__WHAT YOU HAVE TO DO__. Please give the listing again in its entirety, exactly as written.

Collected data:
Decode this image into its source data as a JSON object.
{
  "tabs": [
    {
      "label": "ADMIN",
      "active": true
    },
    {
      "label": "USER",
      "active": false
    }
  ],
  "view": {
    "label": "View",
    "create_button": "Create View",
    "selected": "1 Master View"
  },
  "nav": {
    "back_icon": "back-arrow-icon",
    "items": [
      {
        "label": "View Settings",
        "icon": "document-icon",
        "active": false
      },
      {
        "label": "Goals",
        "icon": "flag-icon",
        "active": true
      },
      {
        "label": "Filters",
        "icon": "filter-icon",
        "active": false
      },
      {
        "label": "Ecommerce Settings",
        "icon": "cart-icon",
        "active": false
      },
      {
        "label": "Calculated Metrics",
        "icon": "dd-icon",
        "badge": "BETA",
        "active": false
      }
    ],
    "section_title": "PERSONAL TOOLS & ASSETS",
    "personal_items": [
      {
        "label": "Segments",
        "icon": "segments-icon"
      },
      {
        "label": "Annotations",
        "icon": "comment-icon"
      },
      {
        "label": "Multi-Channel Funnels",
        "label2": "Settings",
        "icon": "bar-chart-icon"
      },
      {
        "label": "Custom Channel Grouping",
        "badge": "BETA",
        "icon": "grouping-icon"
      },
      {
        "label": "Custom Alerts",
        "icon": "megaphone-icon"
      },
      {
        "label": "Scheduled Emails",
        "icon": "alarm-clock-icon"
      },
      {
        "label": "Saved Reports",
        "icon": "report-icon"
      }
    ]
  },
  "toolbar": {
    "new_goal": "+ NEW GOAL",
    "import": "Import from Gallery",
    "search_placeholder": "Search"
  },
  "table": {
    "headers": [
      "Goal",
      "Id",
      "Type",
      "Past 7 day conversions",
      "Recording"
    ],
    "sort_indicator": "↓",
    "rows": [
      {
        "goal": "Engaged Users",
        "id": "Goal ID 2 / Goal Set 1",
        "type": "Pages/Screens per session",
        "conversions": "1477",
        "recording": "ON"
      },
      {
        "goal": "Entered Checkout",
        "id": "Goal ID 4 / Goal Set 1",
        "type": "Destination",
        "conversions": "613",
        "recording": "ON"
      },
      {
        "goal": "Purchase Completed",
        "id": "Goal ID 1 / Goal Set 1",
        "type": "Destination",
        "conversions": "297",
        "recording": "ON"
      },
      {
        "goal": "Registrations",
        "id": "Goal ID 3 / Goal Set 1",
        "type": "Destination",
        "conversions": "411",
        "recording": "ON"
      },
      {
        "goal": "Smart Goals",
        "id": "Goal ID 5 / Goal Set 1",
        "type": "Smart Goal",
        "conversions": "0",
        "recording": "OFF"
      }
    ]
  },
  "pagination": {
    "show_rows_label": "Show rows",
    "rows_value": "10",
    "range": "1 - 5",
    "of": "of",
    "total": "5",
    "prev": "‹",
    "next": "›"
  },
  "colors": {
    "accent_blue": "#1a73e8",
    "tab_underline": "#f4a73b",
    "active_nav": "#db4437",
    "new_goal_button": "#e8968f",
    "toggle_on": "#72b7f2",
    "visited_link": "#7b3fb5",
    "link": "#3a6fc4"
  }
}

__CORRECT RESPONSE__.
Decode this image into its source data as a JSON object.
{
  "tabs": [
    {
      "label": "ADMIN",
      "active": true
    },
    {
      "label": "USER",
      "active": false
    }
  ],
  "view": {
    "label": "View",
    "create_button": "Create View",
    "selected": "1 Master View"
  },
  "nav": {
    "back_icon": "back-arrow-icon",
    "items": [
      {
        "label": "View Settings",
        "icon": "document-icon",
        "active": false
      },
      {
        "label": "Goals",
        "icon": "flag-icon",
        "active": true
      },
      {
        "label": "Filters",
        "icon": "filter-icon",
        "active": false
      },
      {
        "label": "Ecommerce Settings",
        "icon": "cart-icon",
        "active": false
      },
      {
        "label": "Calculated Metrics",
        "icon": "dd-icon",
        "badge": "BETA",
        "active": false
      }
    ],
    "section_title": "PERSONAL TOOLS & ASSETS",
    "personal_items": [
      {
        "label": "Segments",
        "icon": "segments-icon"
      },
      {
        "label": "Annotations",
        "icon": "comment-icon"
      },
      {
        "label": "Multi-Channel Funnels",
        "label2": "Settings",
        "icon": "bar-chart-icon"
      },
      {
        "label": "Custom Channel Grouping",
        "badge": "BETA",
        "icon": "grouping-icon"
      },
      {
        "label": "Custom Alerts",
        "icon": "megaphone-icon"
      },
      {
        "label": "Scheduled Emails",
        "icon": "alarm-clock-icon"
      },
      {
        "label": "Saved Reports",
        "icon": "report-icon"
      }
    ]
  },
  "toolbar": {
    "new_goal": "+ NEW GOAL",
    "import": "Import from Gallery",
    "search_placeholder": "Search"
  },
  "table": {
    "headers": [
      "Goal",
      "Id",
      "Type",
      "Past 7 day conversions",
      "Recording"
    ],
    "sort_indicator": "↓",
    "rows": [
      {
        "goal": "Engaged Users",
        "id": "Goal ID 2 / Goal Set 1",
        "type": "Pages/Screens per session",
        "conversions": "1477",
        "recording": "ON"
      },
      {
        "goal": "Entered Checkout",
        "id": "Goal ID 4 / Goal Set 1",
        "type": "Destination",
        "conversions": "613",
        "recording": "ON"
      },
      {
        "goal": "Purchase Completed",
        "id": "Goal ID 1 / Goal Set 1",
        "type": "Destination",
        "conversions": "297",
        "recording": "ON"
      },
      {
        "goal": "Registrations",
        "id": "Goal ID 3 / Goal Set 1",
        "type": "Destination",
        "conversions": "411",
        "recording": "ON"
      },
      {
        "goal": "Smart Goals",
        "id": "Goal ID 5 / Goal Set 1",
        "type": "Smart Goal",
        "conversions": "0",
        "recording": "OFF"
      }
    ]
  },
  "pagination": {
    "show_rows_label": "Show rows",
    "rows_value": "10",
    "range": "1 - 5",
    "of": "of",
    "total": "5",
    "prev": "‹",
    "next": "›"
  },
  "colors": {
    "accent_blue": "#1a73e8",
    "tab_underline": "#f4a73b",
    "active_nav": "#db4437",
    "new_goal_button": "#e8968f",
    "toggle_on": "#72b7f2",
    "visited_link": "#7b3fb5",
    "link": "#3a6fc4"
  }
}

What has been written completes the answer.